_What needs to be done_: Track down the lines that contain "Notation" and copy them.

_Extracted entries_:
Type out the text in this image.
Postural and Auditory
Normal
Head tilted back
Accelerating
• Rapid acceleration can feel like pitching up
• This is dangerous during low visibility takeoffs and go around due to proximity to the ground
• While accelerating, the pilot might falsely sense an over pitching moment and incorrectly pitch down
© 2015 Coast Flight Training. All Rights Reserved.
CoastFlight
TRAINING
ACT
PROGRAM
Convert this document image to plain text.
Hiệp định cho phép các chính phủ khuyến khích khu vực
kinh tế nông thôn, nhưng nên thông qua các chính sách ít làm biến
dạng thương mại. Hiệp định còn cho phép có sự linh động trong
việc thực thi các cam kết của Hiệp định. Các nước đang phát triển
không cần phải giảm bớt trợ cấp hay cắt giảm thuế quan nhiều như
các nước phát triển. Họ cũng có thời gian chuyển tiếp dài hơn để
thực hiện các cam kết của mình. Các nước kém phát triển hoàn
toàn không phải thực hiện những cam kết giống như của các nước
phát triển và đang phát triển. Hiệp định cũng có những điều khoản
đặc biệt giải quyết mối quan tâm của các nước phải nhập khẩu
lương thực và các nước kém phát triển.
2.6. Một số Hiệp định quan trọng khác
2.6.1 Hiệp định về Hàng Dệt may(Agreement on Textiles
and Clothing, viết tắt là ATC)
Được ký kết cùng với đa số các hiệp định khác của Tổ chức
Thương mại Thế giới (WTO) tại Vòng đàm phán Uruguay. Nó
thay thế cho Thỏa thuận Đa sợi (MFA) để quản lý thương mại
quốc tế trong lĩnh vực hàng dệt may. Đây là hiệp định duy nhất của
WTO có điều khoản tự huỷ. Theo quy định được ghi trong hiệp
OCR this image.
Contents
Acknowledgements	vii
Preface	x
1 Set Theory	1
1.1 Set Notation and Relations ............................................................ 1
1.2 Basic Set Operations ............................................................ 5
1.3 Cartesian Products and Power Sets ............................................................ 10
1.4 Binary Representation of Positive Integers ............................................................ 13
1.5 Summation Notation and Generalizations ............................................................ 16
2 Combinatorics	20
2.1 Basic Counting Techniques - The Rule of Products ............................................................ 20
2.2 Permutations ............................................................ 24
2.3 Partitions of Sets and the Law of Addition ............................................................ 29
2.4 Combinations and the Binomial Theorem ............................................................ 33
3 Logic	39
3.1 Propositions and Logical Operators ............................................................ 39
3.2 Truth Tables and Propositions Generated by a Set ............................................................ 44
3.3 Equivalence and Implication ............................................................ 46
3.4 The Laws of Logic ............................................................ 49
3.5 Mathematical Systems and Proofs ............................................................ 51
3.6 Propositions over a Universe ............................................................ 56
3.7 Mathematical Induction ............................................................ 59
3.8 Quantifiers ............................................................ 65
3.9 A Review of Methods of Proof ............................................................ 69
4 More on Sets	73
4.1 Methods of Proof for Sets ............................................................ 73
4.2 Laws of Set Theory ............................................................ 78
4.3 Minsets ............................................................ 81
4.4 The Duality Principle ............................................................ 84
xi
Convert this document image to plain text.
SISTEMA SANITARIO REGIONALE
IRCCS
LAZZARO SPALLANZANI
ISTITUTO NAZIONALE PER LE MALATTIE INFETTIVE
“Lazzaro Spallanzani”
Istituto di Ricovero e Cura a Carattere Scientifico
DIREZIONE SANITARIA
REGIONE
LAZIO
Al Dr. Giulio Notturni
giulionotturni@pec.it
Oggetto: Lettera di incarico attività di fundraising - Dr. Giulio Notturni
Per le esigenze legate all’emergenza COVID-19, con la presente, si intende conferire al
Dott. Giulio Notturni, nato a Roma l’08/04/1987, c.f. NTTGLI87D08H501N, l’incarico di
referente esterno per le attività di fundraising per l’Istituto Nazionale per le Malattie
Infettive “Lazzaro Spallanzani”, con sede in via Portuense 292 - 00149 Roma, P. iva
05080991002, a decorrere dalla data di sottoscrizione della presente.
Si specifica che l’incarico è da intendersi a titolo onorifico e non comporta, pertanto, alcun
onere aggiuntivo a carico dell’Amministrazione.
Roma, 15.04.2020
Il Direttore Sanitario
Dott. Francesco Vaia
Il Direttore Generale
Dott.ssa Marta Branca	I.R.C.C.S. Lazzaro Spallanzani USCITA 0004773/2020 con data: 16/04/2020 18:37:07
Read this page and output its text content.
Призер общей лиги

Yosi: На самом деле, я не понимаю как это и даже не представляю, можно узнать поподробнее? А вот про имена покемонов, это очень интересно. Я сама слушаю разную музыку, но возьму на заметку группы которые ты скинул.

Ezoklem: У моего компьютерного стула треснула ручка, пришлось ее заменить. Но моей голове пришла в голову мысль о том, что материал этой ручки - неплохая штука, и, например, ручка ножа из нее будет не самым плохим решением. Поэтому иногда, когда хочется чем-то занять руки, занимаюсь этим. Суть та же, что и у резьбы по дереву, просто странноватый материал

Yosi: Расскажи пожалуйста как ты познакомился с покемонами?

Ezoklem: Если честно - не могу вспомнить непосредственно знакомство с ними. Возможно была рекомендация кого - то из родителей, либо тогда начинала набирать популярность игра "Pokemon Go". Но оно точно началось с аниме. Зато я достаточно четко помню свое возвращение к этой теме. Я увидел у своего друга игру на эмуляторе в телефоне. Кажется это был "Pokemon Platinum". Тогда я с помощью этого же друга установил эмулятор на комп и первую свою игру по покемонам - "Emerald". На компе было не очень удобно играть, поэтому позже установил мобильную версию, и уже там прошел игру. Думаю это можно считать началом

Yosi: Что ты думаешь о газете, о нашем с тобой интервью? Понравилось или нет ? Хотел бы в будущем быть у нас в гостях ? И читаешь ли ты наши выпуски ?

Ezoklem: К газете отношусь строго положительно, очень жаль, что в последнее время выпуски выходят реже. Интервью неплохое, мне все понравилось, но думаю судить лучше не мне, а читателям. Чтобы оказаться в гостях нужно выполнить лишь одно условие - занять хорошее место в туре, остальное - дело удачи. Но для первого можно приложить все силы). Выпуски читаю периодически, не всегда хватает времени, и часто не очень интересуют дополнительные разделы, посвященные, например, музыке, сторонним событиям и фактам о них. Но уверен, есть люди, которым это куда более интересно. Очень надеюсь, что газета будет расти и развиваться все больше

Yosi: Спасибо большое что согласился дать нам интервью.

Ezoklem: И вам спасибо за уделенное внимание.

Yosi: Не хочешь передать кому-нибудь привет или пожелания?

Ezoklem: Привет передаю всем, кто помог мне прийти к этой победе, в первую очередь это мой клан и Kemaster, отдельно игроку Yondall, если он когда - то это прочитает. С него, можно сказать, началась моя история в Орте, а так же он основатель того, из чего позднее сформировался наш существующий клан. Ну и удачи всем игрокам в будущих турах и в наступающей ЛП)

_Complete answer_:
1.1 Set Notation and Relations ............................................................ 1
1.5 Summation Notation and Generalizations ............................................................ 16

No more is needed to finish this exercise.